### The request
Output each entry below as it stands, leaving out every picture.

### Data extract
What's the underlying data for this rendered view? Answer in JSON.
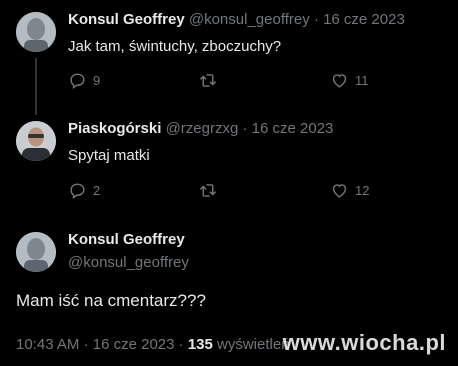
{
  "tweets": [
    {
      "name": "Konsul Geoffrey",
      "handle": "@konsul_geoffrey",
      "separator": "·",
      "date": "16 cze 2023",
      "text": "Jak tam, świntuchy, zboczuchy?",
      "replies": "9",
      "likes": "11"
    },
    {
      "name": "Piaskogórski",
      "handle": "@rzegrzxg",
      "separator": "·",
      "date": "16 cze 2023",
      "text": "Spytaj matki",
      "replies": "2",
      "likes": "12"
    }
  ],
  "focus": {
    "name": "Konsul Geoffrey",
    "handle": "@konsul_geoffrey",
    "text": "Mam iść na cmentarz???",
    "time": "10:43 AM",
    "separator1": "·",
    "date": "16 cze 2023",
    "separator2": "·",
    "views": "135",
    "views_label": "wyświetleń"
  },
  "watermark": "www.wiocha.pl",
  "icons": {
    "reply": "reply-icon",
    "retweet": "retweet-icon",
    "like": "heart-icon"
  }
}
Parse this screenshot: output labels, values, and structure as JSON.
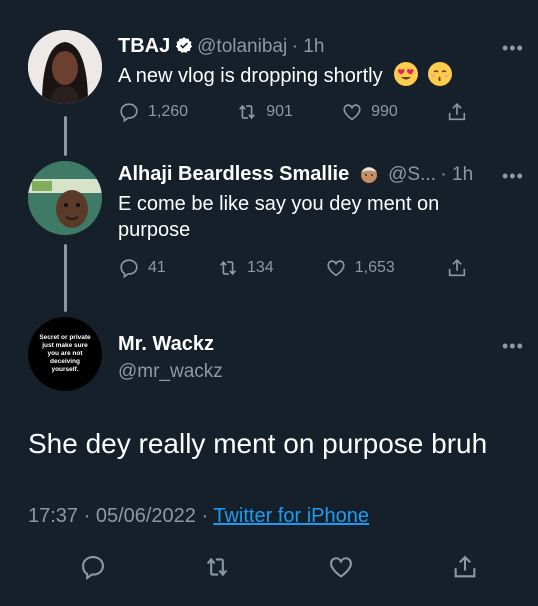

### Task response
What's the underlying data for this rendered view? Answer in JSON.
{
  "tweets": [
    {
      "name": "Konsul Geoffrey",
      "handle": "@konsul_geoffrey",
      "separator": "·",
      "date": "16 cze 2023",
      "text": "Jak tam, świntuchy, zboczuchy?",
      "replies": "9",
      "likes": "11"
    },
    {
      "name": "Piaskogórski",
      "handle": "@rzegrzxg",
      "separator": "·",
      "date": "16 cze 2023",
      "text": "Spytaj matki",
      "replies": "2",
      "likes": "12"
    }
  ],
  "focus": {
    "name": "Konsul Geoffrey",
    "handle": "@konsul_geoffrey",
    "text": "Mam iść na cmentarz???",
    "time": "10:43 AM",
    "separator1": "·",
    "date": "16 cze 2023",
    "separator2": "·",
    "views": "135",
    "views_label": "wyświetleń"
  },
  "watermark": "www.wiocha.pl",
  "icons": {
    "reply": "reply-icon",
    "retweet": "retweet-icon",
    "like": "heart-icon"
  }
}
Parse this screenshot: output labels, values, and structure as JSON.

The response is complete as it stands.